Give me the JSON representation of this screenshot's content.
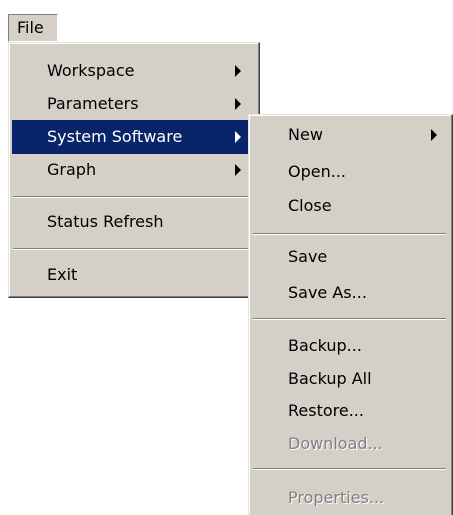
{
  "menubar": {
    "file_label": "File"
  },
  "file_menu": {
    "workspace": "Workspace",
    "parameters": "Parameters",
    "system_software": "System Software",
    "graph": "Graph",
    "status_refresh": "Status Refresh",
    "exit": "Exit"
  },
  "system_software_menu": {
    "new": "New",
    "open": "Open...",
    "close": "Close",
    "save": "Save",
    "save_as": "Save As...",
    "backup": "Backup...",
    "backup_all": "Backup All",
    "restore": "Restore...",
    "download": "Download...",
    "properties": "Properties..."
  },
  "colors": {
    "menu_background": "#d4d0c8",
    "highlight": "#0a246a",
    "disabled_text": "#808080"
  }
}
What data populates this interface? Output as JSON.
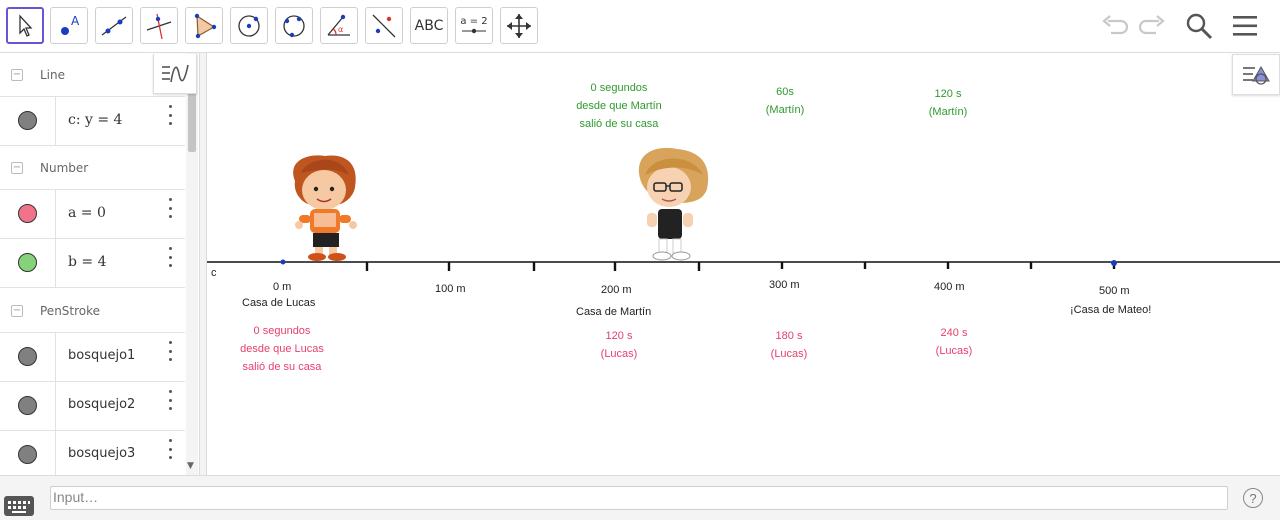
{
  "toolbar": {
    "text_tool_label": "ABC",
    "slider_tool_label": "a = 2",
    "icons": [
      "move-icon",
      "point-icon",
      "line-icon",
      "perpendicular-line-icon",
      "polygon-icon",
      "circle-center-point-icon",
      "circle-three-points-icon",
      "angle-icon",
      "reflect-icon",
      "text-icon",
      "slider-icon",
      "move-graphics-icon"
    ]
  },
  "algebra": {
    "groups": [
      {
        "label": "Line"
      },
      {
        "label": "Number"
      },
      {
        "label": "PenStroke"
      }
    ],
    "items": [
      {
        "expr": "c: y = 4",
        "color": "#808080"
      },
      {
        "expr": "a = 0",
        "color": "#f0738a"
      },
      {
        "expr": "b = 4",
        "color": "#86d27a"
      },
      {
        "expr": "bosquejo1",
        "color": "#808080"
      },
      {
        "expr": "bosquejo2",
        "color": "#808080"
      },
      {
        "expr": "bosquejo3",
        "color": "#808080"
      }
    ]
  },
  "graphics": {
    "line_label": "c",
    "distances": [
      "0 m",
      "100 m",
      "200 m",
      "300 m",
      "400 m",
      "500 m"
    ],
    "places": {
      "lucas": "Casa de Lucas",
      "martin": "Casa de Martín",
      "mateo": "¡Casa de Mateo!"
    },
    "lucas_times": {
      "t0": [
        "0 segundos",
        "desde que Lucas",
        "salió de su casa"
      ],
      "t120": [
        "120 s",
        "(Lucas)"
      ],
      "t180": [
        "180 s",
        "(Lucas)"
      ],
      "t240": [
        "240 s",
        "(Lucas)"
      ]
    },
    "martin_times": {
      "t0": [
        "0 segundos",
        "desde que Martín",
        "salió de su casa"
      ],
      "t60": [
        "60s",
        "(Martín)"
      ],
      "t120": [
        "120 s",
        "(Martín)"
      ]
    }
  },
  "input": {
    "placeholder": "Input…",
    "help": "?"
  },
  "colors": {
    "selected_tool": "#6557d2",
    "pink": "#e6406f",
    "green": "#2e9a2e"
  }
}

▶ _GOAL OF THE EXERCISE_: Every line above that contains the word "JSON" should be reported.

▶ _SOLUTION_:
Give me the JSON representation of this screenshot's content.
What data populates this interface? Output as JSON.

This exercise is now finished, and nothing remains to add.